Answer with a number only: how many lines of the data contain "page"?

···

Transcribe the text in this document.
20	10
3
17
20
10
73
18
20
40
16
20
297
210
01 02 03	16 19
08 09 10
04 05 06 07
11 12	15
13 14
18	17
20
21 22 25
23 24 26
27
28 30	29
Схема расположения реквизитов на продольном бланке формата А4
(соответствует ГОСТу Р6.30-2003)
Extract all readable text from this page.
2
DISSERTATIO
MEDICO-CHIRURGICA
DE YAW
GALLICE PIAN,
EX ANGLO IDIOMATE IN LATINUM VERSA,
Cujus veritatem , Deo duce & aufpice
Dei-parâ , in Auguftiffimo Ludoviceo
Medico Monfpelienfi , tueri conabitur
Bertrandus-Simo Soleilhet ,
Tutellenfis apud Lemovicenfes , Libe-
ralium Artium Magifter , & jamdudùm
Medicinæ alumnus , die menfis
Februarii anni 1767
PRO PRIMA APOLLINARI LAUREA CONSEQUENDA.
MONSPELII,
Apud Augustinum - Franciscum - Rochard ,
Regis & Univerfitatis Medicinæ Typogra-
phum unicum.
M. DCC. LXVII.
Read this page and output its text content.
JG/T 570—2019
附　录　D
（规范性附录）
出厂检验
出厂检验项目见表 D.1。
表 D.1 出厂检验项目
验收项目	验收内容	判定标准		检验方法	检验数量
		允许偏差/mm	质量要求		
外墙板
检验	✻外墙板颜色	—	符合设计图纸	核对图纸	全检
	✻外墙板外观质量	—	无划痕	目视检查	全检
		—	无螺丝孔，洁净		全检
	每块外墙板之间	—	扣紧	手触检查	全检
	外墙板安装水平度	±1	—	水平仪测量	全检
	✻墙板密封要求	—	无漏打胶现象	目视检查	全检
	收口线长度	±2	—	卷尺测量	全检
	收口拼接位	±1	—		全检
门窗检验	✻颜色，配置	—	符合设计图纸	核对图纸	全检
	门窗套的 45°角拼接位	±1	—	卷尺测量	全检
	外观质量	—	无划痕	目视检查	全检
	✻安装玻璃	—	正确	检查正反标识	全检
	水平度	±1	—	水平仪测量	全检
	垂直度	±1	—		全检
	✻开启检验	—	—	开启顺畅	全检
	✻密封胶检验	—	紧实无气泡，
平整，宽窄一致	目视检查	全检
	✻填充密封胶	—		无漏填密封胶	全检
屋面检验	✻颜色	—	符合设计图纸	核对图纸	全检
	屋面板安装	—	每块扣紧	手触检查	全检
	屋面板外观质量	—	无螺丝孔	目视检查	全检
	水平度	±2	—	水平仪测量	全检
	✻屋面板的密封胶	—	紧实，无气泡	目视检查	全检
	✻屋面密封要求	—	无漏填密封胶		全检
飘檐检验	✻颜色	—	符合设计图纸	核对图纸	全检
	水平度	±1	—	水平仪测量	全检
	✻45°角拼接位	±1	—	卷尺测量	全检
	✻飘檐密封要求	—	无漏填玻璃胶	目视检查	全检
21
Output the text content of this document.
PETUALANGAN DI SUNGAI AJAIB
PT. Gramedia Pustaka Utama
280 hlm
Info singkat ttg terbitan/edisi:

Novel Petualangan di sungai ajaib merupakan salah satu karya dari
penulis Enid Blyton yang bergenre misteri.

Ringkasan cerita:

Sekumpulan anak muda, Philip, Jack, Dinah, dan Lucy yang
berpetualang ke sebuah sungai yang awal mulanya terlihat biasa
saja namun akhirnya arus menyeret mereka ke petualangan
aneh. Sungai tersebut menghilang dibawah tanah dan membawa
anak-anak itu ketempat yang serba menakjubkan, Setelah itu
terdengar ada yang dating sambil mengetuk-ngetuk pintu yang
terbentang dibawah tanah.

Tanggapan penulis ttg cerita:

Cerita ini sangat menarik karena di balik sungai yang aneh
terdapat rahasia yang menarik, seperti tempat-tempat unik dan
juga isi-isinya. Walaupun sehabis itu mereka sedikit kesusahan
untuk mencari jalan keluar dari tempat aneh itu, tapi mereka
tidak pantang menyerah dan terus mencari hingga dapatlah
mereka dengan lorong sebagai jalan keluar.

···

Solution to this task:
2